▸ **What the exercise asks**
Report the count of lines below in which the string "this" occurs; include nothing else.

▸ **Task input**
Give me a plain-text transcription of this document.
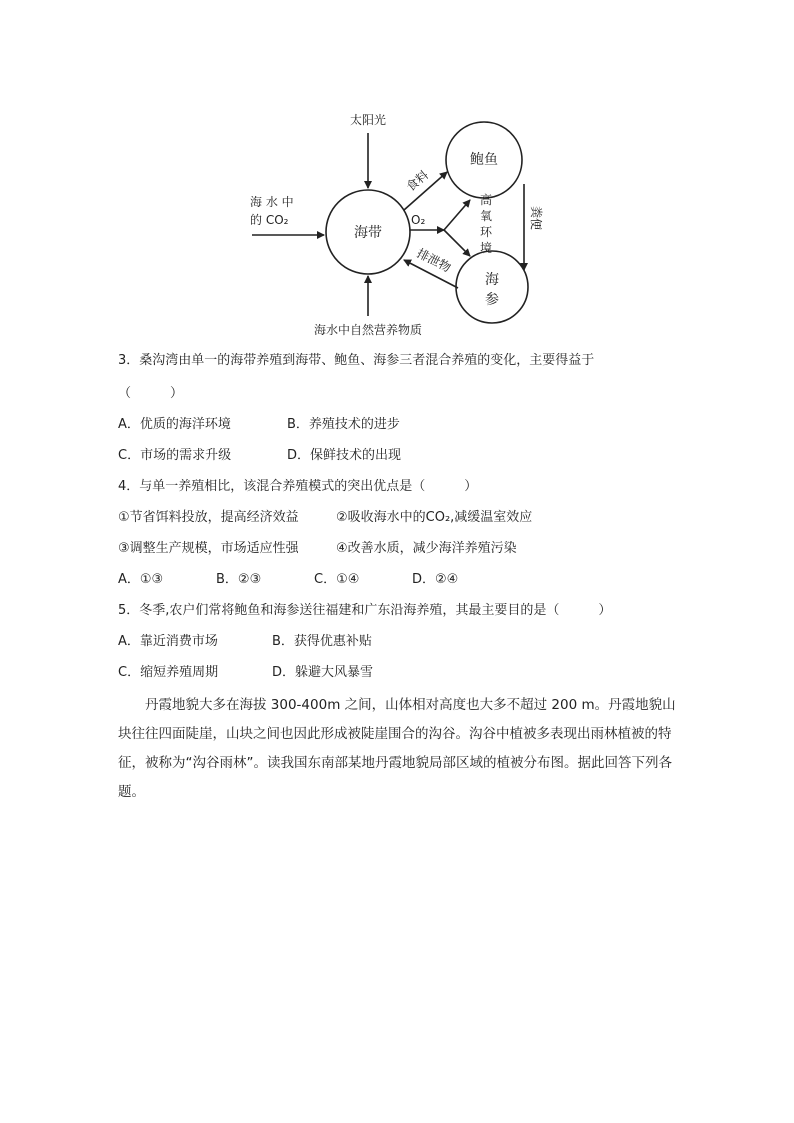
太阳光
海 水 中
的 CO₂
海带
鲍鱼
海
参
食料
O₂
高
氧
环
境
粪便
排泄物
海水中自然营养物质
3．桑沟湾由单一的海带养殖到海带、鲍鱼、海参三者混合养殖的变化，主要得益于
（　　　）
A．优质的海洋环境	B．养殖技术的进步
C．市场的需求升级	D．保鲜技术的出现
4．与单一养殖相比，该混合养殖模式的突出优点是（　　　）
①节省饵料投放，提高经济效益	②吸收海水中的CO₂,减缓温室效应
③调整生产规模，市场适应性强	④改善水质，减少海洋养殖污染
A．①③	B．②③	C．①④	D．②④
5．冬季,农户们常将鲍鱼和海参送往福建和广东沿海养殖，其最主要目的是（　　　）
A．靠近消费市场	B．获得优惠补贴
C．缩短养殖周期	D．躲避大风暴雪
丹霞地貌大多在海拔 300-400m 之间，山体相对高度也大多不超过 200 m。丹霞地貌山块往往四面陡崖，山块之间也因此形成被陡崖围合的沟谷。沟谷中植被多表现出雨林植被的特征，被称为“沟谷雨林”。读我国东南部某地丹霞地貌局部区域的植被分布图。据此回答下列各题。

---

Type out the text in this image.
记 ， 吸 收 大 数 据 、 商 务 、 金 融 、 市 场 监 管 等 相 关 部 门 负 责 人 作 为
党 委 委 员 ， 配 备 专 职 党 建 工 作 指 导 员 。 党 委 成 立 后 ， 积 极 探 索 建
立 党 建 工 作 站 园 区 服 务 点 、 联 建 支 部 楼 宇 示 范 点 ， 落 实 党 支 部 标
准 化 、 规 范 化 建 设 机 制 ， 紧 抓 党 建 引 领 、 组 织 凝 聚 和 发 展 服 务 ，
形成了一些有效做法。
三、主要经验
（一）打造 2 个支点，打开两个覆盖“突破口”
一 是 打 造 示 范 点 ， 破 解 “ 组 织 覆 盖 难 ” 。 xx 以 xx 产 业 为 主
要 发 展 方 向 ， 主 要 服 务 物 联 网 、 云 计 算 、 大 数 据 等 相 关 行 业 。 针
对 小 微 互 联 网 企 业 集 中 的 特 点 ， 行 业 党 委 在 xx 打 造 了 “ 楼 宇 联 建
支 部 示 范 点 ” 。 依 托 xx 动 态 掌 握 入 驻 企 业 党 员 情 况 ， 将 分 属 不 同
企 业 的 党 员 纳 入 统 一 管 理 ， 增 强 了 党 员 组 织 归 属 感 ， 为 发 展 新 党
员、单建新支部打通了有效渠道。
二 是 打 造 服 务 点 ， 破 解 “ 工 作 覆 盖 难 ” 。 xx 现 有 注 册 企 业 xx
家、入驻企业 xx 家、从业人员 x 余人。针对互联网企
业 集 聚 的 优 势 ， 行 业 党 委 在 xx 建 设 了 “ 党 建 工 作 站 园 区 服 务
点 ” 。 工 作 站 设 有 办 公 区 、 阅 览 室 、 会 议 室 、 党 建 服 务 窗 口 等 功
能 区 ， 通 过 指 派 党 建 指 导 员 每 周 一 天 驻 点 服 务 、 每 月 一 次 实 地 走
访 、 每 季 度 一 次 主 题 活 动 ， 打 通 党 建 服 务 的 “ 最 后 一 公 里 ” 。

▸ **Answer**
2